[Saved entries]
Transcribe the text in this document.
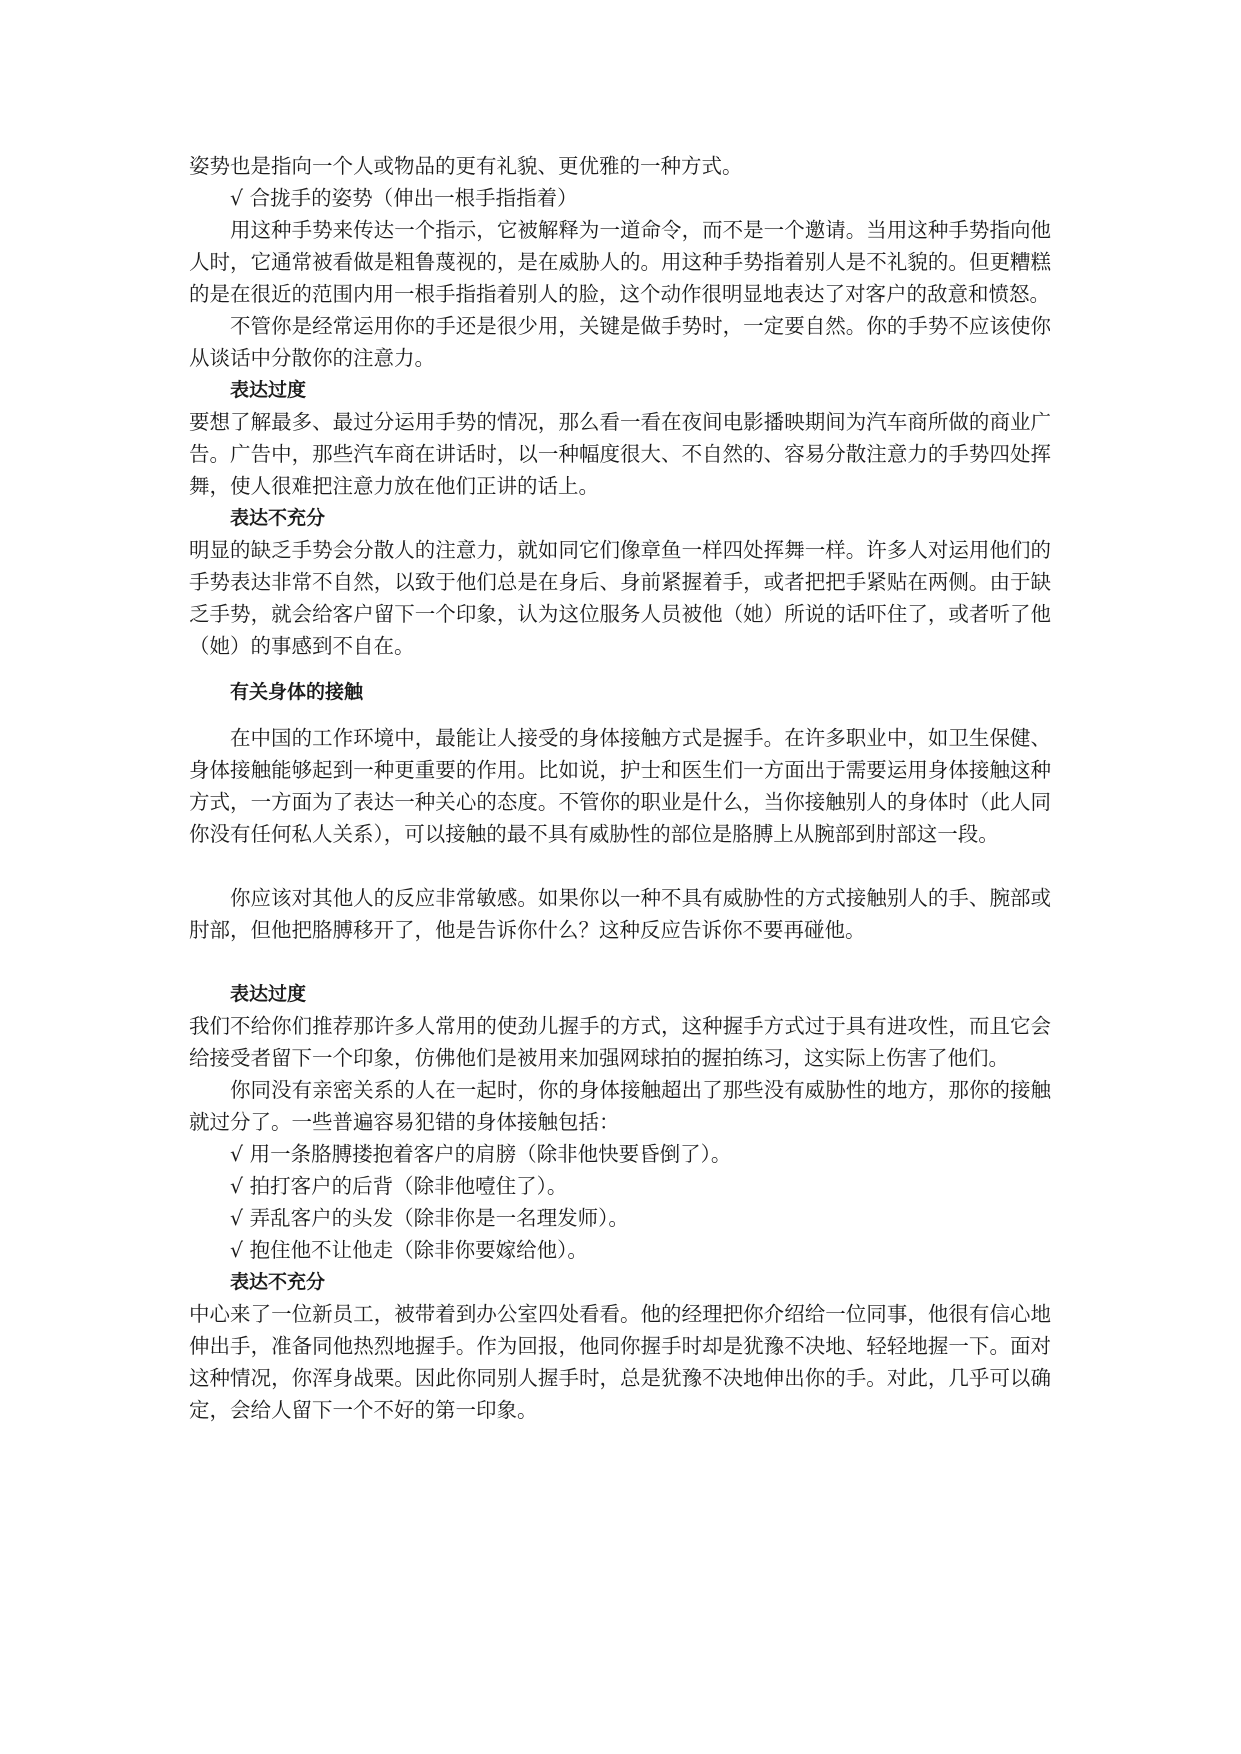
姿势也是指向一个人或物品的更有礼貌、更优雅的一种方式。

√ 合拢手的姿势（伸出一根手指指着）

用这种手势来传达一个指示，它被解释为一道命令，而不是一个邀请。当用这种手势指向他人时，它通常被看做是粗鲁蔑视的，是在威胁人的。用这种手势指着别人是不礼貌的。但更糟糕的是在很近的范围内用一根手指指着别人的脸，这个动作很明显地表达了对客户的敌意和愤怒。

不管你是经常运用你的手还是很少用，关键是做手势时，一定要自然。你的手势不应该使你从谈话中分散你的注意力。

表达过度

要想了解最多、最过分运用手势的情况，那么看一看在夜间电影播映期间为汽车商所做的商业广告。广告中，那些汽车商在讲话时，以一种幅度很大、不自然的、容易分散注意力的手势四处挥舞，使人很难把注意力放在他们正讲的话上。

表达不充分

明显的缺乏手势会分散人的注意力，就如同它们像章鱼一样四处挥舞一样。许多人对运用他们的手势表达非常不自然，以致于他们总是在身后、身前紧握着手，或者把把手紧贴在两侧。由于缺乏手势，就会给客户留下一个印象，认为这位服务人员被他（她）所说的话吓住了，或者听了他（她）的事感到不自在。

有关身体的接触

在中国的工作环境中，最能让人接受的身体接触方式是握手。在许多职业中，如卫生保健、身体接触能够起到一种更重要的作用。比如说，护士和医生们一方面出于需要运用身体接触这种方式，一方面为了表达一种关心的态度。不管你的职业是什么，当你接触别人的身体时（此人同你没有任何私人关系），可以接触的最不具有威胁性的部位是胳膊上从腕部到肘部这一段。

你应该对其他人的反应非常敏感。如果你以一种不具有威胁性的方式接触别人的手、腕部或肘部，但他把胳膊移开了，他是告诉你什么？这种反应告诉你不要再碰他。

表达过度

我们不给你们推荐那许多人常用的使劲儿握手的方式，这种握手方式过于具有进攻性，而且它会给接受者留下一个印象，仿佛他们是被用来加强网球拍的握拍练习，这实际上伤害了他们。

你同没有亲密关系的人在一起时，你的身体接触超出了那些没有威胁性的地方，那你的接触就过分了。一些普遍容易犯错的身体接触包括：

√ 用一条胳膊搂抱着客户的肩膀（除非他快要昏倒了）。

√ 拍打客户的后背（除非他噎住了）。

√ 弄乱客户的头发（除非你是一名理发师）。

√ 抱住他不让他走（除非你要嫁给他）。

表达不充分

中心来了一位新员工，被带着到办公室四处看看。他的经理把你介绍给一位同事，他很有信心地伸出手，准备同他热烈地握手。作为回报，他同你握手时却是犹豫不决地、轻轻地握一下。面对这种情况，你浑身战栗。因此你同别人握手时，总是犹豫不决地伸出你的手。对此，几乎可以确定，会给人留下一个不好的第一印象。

▶ _PROBLEM TO WORK ON_:
The pictures in the entries should be left out; output everything else exactly.

▶ _OUTPUT OF THE TASK_:
Transcribe the text in this document.
姿势也是指向一个人或物品的更有礼貌、更优雅的一种方式。

√ 合拢手的姿势（伸出一根手指指着）

用这种手势来传达一个指示，它被解释为一道命令，而不是一个邀请。当用这种手势指向他人时，它通常被看做是粗鲁蔑视的，是在威胁人的。用这种手势指着别人是不礼貌的。但更糟糕的是在很近的范围内用一根手指指着别人的脸，这个动作很明显地表达了对客户的敌意和愤怒。

不管你是经常运用你的手还是很少用，关键是做手势时，一定要自然。你的手势不应该使你从谈话中分散你的注意力。

表达过度

要想了解最多、最过分运用手势的情况，那么看一看在夜间电影播映期间为汽车商所做的商业广告。广告中，那些汽车商在讲话时，以一种幅度很大、不自然的、容易分散注意力的手势四处挥舞，使人很难把注意力放在他们正讲的话上。

表达不充分

明显的缺乏手势会分散人的注意力，就如同它们像章鱼一样四处挥舞一样。许多人对运用他们的手势表达非常不自然，以致于他们总是在身后、身前紧握着手，或者把把手紧贴在两侧。由于缺乏手势，就会给客户留下一个印象，认为这位服务人员被他（她）所说的话吓住了，或者听了他（她）的事感到不自在。

有关身体的接触

在中国的工作环境中，最能让人接受的身体接触方式是握手。在许多职业中，如卫生保健、身体接触能够起到一种更重要的作用。比如说，护士和医生们一方面出于需要运用身体接触这种方式，一方面为了表达一种关心的态度。不管你的职业是什么，当你接触别人的身体时（此人同你没有任何私人关系），可以接触的最不具有威胁性的部位是胳膊上从腕部到肘部这一段。

你应该对其他人的反应非常敏感。如果你以一种不具有威胁性的方式接触别人的手、腕部或肘部，但他把胳膊移开了，他是告诉你什么？这种反应告诉你不要再碰他。

表达过度

我们不给你们推荐那许多人常用的使劲儿握手的方式，这种握手方式过于具有进攻性，而且它会给接受者留下一个印象，仿佛他们是被用来加强网球拍的握拍练习，这实际上伤害了他们。

你同没有亲密关系的人在一起时，你的身体接触超出了那些没有威胁性的地方，那你的接触就过分了。一些普遍容易犯错的身体接触包括：

√ 用一条胳膊搂抱着客户的肩膀（除非他快要昏倒了）。

√ 拍打客户的后背（除非他噎住了）。

√ 弄乱客户的头发（除非你是一名理发师）。

√ 抱住他不让他走（除非你要嫁给他）。

表达不充分

中心来了一位新员工，被带着到办公室四处看看。他的经理把你介绍给一位同事，他很有信心地伸出手，准备同他热烈地握手。作为回报，他同你握手时却是犹豫不决地、轻轻地握一下。面对这种情况，你浑身战栗。因此你同别人握手时，总是犹豫不决地伸出你的手。对此，几乎可以确定，会给人留下一个不好的第一印象。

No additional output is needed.